* **Task to carry out**: Where the data below has the string "color", return the whole line.

Records excerpted from a collection

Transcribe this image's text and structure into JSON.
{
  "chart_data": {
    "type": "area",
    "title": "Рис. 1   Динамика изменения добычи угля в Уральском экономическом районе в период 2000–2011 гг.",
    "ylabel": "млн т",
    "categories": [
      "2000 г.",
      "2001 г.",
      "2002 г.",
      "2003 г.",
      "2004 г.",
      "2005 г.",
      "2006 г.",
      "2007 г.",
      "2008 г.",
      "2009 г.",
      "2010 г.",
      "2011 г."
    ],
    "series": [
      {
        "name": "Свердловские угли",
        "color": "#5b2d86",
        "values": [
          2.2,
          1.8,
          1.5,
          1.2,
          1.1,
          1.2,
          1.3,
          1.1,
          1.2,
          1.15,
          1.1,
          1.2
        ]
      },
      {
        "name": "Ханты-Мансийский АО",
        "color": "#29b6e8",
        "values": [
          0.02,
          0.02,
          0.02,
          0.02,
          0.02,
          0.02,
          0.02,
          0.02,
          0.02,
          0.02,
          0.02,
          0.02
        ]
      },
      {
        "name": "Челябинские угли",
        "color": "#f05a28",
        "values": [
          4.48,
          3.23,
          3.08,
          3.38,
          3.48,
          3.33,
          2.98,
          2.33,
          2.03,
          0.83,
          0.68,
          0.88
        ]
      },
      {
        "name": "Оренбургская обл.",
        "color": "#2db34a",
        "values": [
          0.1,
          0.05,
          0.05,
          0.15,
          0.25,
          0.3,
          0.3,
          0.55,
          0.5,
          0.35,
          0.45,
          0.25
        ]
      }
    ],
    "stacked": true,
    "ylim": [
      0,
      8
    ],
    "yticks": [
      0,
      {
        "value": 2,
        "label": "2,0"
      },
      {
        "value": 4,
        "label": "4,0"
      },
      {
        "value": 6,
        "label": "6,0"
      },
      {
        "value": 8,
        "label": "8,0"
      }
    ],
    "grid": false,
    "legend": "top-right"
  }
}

* **Answer for this exercise**:
        "color": "#5b2d86",
        "color": "#29b6e8",
        "color": "#f05a28",
        "color": "#2db34a",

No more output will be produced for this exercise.